THE PROBLEM → Only the lines from the line holding "Decode this image" to the last line should be output, each exactly as given.

[Start MATERIAL SHOWN]

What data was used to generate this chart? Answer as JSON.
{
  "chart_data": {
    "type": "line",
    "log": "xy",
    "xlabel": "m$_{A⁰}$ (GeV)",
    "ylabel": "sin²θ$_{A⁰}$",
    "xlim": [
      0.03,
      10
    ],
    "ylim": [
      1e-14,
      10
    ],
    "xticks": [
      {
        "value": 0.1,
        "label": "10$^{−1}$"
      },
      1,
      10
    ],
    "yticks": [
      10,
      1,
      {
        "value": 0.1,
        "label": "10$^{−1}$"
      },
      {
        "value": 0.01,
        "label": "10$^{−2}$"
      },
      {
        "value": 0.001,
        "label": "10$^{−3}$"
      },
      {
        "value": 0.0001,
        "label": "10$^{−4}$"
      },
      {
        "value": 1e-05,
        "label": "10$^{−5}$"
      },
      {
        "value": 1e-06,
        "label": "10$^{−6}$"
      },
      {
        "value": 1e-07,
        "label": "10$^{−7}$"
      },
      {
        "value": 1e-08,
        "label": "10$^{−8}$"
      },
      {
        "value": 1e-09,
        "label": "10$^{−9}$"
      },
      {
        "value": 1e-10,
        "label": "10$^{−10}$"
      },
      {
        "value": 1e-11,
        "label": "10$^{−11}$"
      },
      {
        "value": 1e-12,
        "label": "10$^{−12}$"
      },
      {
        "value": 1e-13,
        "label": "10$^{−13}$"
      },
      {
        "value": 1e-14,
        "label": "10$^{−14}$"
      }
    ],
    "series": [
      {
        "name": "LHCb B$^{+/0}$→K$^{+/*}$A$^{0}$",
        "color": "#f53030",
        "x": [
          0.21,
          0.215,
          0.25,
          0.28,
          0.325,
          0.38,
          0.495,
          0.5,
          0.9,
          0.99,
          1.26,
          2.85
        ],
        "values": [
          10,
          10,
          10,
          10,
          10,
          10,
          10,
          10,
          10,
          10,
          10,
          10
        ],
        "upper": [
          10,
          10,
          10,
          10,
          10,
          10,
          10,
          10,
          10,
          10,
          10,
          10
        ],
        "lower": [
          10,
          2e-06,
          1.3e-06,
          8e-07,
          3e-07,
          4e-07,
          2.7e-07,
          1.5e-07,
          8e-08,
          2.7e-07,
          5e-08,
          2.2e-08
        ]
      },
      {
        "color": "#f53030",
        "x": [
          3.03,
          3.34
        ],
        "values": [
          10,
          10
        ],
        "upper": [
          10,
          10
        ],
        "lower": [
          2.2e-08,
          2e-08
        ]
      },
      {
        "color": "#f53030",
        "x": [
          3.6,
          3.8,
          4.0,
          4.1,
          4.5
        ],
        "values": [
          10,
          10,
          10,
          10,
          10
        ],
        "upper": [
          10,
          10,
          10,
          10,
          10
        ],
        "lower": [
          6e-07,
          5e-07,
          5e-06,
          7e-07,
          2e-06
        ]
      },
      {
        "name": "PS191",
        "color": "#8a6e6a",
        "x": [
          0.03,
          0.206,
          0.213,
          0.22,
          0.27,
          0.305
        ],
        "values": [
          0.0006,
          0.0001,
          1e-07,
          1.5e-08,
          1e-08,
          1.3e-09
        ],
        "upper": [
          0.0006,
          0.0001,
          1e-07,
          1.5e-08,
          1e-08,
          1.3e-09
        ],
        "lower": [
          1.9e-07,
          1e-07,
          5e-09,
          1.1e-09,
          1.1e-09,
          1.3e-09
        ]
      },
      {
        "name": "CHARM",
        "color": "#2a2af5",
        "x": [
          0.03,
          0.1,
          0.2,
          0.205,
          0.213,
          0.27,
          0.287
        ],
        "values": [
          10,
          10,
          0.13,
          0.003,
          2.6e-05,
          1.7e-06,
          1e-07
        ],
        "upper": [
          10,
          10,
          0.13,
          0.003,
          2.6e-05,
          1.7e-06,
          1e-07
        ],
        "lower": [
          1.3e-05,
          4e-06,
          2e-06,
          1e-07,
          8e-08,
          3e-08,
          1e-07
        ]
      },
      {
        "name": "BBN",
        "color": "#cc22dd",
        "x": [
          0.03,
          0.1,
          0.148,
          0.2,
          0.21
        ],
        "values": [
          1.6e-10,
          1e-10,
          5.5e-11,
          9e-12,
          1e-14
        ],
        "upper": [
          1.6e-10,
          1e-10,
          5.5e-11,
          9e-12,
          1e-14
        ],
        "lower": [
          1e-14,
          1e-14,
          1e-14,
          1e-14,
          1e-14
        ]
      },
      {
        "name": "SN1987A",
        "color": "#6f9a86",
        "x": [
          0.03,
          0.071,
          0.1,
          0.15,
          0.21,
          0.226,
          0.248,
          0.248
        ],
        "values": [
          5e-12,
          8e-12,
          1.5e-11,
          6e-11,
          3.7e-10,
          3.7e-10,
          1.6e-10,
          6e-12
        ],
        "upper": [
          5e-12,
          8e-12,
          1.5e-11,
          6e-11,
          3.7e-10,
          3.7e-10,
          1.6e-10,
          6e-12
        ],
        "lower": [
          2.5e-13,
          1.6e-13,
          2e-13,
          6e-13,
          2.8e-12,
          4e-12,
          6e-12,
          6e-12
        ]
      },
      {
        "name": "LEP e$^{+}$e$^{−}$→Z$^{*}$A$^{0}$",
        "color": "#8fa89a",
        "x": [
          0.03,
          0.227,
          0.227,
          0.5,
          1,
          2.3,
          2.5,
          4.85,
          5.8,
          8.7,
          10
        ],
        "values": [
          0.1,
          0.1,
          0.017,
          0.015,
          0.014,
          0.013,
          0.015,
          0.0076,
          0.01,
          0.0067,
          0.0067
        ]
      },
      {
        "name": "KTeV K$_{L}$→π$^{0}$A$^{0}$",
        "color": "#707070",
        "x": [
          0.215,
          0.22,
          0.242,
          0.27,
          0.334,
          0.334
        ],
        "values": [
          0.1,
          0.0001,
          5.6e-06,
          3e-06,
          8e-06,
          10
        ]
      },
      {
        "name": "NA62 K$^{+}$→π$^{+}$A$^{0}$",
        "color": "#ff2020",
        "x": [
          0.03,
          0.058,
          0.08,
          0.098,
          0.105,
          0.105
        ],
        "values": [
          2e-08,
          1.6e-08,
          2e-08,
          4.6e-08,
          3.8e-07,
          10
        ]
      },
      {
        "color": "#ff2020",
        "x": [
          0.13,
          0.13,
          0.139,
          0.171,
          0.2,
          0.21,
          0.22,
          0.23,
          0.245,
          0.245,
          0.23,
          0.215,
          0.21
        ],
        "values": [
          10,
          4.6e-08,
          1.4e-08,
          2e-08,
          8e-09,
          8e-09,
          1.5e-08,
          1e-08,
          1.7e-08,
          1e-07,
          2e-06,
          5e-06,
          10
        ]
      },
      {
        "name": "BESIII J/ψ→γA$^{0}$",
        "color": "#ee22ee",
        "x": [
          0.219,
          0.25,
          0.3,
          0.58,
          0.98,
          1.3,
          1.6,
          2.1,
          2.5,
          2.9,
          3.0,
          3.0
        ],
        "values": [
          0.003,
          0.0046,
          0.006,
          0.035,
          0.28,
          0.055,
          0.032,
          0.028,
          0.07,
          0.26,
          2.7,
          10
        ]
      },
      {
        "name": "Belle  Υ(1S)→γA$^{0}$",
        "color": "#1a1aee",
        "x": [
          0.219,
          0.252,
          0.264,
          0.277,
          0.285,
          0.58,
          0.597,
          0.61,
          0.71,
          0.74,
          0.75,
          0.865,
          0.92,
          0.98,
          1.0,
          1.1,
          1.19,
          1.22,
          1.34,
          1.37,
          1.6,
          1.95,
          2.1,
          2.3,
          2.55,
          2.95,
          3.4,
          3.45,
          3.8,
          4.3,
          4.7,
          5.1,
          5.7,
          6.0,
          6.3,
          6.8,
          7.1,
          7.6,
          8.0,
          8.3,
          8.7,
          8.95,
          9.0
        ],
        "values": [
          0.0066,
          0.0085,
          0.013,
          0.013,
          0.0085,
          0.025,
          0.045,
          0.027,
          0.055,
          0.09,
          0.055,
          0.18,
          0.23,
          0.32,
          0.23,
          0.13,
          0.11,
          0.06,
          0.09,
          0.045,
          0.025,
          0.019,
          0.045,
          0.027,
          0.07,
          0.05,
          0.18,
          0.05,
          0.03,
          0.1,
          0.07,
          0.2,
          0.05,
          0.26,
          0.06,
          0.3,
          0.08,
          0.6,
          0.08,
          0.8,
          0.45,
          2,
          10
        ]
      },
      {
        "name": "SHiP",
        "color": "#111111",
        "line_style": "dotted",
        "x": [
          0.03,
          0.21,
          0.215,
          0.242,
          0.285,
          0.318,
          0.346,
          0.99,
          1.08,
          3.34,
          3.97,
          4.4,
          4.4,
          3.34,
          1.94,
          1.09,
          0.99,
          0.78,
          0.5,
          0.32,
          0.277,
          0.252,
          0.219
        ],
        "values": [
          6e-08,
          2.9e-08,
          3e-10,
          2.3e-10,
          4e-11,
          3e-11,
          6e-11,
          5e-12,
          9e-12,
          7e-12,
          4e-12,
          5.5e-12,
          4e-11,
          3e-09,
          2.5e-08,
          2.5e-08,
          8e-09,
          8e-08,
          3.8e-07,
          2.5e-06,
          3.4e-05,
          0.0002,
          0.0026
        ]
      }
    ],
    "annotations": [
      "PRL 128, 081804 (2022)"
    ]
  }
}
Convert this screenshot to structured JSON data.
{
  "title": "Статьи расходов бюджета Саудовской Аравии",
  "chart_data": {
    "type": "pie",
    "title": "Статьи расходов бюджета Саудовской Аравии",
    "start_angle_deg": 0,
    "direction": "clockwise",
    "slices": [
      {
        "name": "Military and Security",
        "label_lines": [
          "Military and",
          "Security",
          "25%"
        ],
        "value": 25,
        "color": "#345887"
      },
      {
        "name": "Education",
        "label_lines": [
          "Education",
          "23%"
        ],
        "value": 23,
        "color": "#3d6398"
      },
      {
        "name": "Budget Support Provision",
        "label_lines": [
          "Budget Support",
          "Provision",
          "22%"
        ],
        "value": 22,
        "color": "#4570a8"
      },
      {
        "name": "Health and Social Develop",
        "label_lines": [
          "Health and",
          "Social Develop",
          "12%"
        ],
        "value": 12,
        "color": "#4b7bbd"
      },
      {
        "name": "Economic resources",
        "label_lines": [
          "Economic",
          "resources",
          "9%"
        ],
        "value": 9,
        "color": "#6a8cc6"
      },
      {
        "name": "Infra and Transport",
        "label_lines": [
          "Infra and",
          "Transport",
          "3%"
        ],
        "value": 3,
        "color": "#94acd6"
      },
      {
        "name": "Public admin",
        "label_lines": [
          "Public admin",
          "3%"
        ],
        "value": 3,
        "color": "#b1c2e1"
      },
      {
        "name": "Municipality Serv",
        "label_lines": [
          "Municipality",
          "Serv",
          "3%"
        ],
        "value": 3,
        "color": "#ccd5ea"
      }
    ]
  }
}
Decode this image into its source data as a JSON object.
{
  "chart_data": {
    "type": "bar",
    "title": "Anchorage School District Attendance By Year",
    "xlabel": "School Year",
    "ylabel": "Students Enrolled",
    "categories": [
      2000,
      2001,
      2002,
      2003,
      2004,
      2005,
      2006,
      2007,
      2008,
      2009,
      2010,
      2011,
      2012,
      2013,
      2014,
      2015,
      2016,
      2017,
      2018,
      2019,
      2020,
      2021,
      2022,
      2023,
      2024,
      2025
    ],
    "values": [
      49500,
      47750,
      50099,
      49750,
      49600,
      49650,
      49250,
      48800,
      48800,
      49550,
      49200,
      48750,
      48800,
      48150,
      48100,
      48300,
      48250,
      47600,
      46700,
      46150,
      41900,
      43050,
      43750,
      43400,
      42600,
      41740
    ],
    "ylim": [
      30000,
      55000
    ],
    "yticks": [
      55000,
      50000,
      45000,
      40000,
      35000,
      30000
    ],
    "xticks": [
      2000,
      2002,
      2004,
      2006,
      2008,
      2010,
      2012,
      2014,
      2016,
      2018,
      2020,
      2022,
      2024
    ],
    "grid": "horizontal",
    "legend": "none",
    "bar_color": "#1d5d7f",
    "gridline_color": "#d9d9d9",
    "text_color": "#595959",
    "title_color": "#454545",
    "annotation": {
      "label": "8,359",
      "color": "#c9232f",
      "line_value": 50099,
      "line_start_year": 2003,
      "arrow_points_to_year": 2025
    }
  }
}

[End MATERIAL SHOWN]

THE COMPLETED TASK →
Decode this image into its source data as a JSON object.
{
  "chart_data": {
    "type": "bar",
    "title": "Anchorage School District Attendance By Year",
    "xlabel": "School Year",
    "ylabel": "Students Enrolled",
    "categories": [
      2000,
      2001,
      2002,
      2003,
      2004,
      2005,
      2006,
      2007,
      2008,
      2009,
      2010,
      2011,
      2012,
      2013,
      2014,
      2015,
      2016,
      2017,
      2018,
      2019,
      2020,
      2021,
      2022,
      2023,
      2024,
      2025
    ],
    "values": [
      49500,
      47750,
      50099,
      49750,
      49600,
      49650,
      49250,
      48800,
      48800,
      49550,
      49200,
      48750,
      48800,
      48150,
      48100,
      48300,
      48250,
      47600,
      46700,
      46150,
      41900,
      43050,
      43750,
      43400,
      42600,
      41740
    ],
    "ylim": [
      30000,
      55000
    ],
    "yticks": [
      55000,
      50000,
      45000,
      40000,
      35000,
      30000
    ],
    "xticks": [
      2000,
      2002,
      2004,
      2006,
      2008,
      2010,
      2012,
      2014,
      2016,
      2018,
      2020,
      2022,
      2024
    ],
    "grid": "horizontal",
    "legend": "none",
    "bar_color": "#1d5d7f",
    "gridline_color": "#d9d9d9",
    "text_color": "#595959",
    "title_color": "#454545",
    "annotation": {
      "label": "8,359",
      "color": "#c9232f",
      "line_value": 50099,
      "line_start_year": 2003,
      "arrow_points_to_year": 2025
    }
  }
}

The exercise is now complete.